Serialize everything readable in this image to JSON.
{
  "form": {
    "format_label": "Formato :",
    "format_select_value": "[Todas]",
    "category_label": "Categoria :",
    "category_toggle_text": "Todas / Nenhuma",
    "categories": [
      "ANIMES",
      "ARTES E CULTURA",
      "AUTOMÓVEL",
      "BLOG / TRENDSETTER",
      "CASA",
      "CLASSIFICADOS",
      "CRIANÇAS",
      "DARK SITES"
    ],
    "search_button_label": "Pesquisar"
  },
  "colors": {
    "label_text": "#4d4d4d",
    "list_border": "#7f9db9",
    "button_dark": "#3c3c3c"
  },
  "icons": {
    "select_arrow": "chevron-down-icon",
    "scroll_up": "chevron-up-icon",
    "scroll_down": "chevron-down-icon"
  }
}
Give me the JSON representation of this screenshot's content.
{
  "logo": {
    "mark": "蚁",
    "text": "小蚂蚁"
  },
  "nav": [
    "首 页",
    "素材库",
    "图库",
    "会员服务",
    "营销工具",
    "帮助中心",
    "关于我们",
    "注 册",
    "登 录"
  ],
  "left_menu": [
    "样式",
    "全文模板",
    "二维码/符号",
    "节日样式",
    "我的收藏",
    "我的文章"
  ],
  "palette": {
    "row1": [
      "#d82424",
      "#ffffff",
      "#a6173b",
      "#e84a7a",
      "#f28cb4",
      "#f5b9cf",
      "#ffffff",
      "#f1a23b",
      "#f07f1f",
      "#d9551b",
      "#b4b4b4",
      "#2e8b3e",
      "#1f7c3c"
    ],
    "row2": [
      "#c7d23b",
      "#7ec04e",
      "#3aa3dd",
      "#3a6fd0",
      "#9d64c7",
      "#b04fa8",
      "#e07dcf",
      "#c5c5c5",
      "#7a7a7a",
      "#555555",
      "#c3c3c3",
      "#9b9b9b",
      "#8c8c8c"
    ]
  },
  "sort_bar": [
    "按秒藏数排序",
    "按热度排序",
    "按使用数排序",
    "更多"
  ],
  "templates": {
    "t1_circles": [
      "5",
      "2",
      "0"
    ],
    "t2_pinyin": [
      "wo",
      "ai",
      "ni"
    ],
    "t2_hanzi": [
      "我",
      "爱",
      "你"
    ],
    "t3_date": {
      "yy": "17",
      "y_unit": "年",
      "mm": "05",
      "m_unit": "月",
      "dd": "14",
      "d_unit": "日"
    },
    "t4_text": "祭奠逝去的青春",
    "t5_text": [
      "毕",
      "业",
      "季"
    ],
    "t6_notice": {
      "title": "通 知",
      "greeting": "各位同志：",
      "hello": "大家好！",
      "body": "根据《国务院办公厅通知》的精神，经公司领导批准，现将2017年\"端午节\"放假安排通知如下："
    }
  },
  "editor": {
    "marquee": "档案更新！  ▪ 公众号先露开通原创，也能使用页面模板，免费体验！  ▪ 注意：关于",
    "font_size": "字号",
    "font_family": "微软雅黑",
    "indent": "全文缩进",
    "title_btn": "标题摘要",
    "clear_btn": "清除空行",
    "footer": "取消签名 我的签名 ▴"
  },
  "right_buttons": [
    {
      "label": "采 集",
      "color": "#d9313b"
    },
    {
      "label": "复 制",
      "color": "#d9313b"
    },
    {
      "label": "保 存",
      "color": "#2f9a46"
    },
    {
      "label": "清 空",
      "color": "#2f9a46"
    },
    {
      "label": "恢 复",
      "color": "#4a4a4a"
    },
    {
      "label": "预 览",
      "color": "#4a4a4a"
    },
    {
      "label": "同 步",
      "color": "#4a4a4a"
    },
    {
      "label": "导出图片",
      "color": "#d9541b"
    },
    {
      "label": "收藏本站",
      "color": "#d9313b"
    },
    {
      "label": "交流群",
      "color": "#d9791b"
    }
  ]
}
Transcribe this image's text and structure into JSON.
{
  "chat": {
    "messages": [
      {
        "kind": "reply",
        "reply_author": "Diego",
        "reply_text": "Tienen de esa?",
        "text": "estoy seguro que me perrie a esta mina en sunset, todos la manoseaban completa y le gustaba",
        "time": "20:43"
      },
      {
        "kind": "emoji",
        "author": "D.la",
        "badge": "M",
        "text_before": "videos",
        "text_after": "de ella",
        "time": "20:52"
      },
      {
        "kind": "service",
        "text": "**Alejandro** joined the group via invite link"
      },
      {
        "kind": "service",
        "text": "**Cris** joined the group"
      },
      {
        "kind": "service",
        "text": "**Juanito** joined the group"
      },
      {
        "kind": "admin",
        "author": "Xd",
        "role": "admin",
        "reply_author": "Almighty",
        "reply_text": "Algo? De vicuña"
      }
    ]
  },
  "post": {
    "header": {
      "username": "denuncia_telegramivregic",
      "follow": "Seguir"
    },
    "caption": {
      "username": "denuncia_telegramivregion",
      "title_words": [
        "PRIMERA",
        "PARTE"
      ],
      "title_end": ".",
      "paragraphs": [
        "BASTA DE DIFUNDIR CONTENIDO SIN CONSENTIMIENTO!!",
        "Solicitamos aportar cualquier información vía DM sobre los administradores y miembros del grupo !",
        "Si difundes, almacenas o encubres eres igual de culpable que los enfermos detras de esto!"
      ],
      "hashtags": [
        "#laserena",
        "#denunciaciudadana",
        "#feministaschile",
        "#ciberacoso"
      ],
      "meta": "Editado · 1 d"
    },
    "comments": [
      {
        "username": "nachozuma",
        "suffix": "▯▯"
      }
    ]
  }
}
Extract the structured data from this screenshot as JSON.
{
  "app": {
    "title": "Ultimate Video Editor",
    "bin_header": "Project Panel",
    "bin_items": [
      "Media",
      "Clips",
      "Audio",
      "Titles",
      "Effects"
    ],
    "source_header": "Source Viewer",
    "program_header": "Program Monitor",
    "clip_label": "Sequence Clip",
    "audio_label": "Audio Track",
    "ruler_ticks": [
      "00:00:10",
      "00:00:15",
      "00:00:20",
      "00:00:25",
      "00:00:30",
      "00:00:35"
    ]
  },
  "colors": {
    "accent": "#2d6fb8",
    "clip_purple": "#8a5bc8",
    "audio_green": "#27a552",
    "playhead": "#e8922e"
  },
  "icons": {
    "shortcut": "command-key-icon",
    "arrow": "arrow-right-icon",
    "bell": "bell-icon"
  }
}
************
● **Requirement**
Look through the entries above; copy every line holding the string "screenshot".

● **Output of the task**
Give me the JSON representation of this screenshot's content.
Extract the structured data from this screenshot as JSON.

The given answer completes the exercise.